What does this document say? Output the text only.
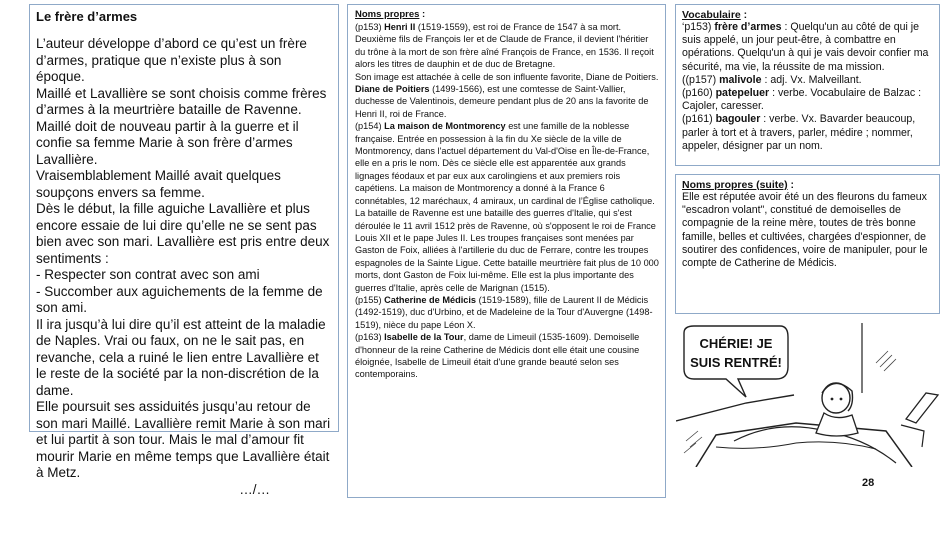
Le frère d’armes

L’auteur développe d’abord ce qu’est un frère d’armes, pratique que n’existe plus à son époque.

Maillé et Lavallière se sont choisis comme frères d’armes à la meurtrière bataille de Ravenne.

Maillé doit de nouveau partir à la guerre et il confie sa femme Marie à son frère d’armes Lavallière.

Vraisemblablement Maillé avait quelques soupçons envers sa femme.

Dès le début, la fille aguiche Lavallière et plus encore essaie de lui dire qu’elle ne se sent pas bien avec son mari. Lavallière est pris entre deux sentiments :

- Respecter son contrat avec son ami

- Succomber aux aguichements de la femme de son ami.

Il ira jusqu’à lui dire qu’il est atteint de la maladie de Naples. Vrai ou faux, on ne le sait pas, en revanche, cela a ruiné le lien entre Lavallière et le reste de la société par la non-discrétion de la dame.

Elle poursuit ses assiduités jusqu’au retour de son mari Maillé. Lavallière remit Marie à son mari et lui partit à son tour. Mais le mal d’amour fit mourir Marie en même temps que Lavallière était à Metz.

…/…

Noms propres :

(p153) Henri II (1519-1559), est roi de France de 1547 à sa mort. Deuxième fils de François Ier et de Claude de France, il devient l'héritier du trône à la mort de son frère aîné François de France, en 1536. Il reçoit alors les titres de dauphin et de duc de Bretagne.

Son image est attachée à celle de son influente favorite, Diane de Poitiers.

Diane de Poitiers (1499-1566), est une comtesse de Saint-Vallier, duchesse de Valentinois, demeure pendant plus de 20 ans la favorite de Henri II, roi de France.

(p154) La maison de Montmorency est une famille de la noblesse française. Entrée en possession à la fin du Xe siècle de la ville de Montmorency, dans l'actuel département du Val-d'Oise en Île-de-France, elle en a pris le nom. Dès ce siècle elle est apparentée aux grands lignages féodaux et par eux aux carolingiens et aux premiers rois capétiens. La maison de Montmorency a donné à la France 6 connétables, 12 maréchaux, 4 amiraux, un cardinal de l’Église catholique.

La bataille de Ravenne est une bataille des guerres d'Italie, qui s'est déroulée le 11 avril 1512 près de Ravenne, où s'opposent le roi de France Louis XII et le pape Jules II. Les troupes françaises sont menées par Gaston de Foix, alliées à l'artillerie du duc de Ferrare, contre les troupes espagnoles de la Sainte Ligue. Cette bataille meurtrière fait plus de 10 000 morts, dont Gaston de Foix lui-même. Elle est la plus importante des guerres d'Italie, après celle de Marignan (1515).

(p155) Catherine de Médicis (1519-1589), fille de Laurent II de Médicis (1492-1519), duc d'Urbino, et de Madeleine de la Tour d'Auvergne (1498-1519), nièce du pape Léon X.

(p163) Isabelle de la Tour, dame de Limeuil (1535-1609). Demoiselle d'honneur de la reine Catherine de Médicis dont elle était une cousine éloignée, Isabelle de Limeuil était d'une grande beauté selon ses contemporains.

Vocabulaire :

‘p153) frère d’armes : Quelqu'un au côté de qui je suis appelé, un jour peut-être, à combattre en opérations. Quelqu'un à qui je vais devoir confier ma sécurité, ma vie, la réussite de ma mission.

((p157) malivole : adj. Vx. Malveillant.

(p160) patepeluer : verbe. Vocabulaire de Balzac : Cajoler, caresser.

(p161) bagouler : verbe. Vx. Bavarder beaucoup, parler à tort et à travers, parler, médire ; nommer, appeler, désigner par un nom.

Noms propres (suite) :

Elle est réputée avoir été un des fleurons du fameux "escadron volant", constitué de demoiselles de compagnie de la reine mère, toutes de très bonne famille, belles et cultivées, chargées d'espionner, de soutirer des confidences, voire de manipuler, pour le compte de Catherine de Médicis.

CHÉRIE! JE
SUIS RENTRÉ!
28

...

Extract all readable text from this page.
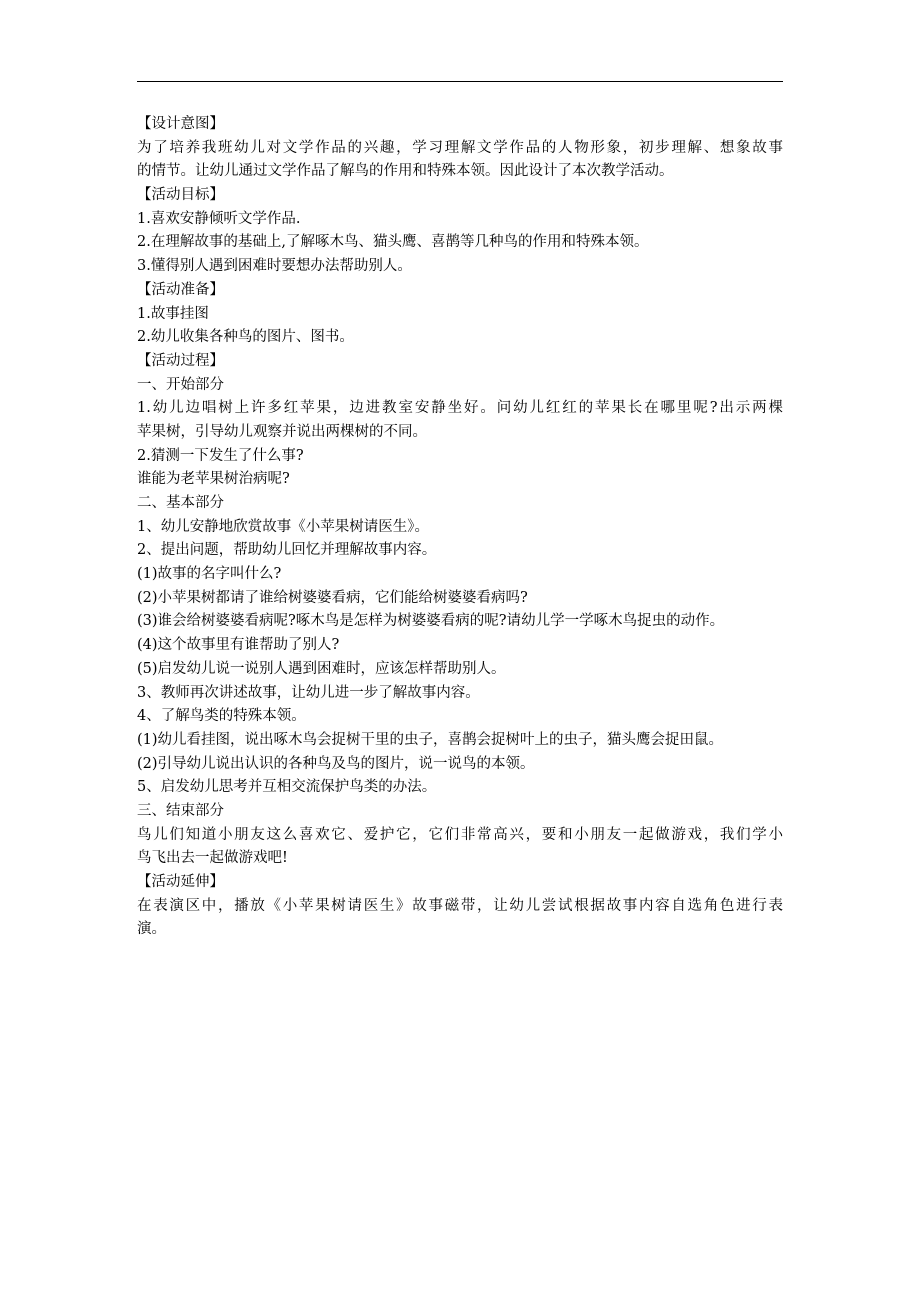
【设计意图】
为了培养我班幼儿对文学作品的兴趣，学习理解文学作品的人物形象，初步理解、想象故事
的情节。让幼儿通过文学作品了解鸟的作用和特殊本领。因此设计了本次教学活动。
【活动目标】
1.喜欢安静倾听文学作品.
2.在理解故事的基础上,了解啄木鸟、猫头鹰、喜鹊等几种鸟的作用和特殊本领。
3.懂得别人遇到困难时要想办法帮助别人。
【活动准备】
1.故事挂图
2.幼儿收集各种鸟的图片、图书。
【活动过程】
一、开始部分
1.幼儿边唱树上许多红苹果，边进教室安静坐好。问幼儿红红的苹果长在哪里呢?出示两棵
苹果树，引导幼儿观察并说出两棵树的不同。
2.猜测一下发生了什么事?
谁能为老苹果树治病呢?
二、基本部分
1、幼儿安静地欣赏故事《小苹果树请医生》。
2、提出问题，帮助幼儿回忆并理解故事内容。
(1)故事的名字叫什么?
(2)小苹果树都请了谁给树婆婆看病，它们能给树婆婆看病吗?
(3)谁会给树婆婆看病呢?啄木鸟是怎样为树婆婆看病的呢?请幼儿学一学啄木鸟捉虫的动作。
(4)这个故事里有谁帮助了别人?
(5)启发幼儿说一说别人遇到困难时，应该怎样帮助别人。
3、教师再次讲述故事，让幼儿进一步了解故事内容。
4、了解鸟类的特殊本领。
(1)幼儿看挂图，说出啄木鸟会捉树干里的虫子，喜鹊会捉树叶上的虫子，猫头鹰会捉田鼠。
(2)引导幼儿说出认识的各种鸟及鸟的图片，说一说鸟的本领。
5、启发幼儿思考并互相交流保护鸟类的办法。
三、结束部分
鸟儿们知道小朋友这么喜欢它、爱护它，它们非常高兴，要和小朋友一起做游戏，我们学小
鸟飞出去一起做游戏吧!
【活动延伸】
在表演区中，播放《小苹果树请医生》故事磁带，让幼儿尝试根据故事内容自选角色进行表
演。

• STATED TASK: Identify and list each line with the word "reine".

• WRITTEN SOLUTION:
(p163) Isabelle de la Tour, dame de Limeuil (1535-1609). Demoiselle d'honneur de la reine Catherine de Médicis dont elle était une cousine éloignée, Isabelle de Limeuil était d'une grande beauté selon ses contemporains.
Elle est réputée avoir été un des fleurons du fameux "escadron volant", constitué de demoiselles de compagnie de la reine mère, toutes de très bonne famille, belles et cultivées, chargées d'espionner, de soutirer des confidences, voire de manipuler, pour le compte de Catherine de Médicis.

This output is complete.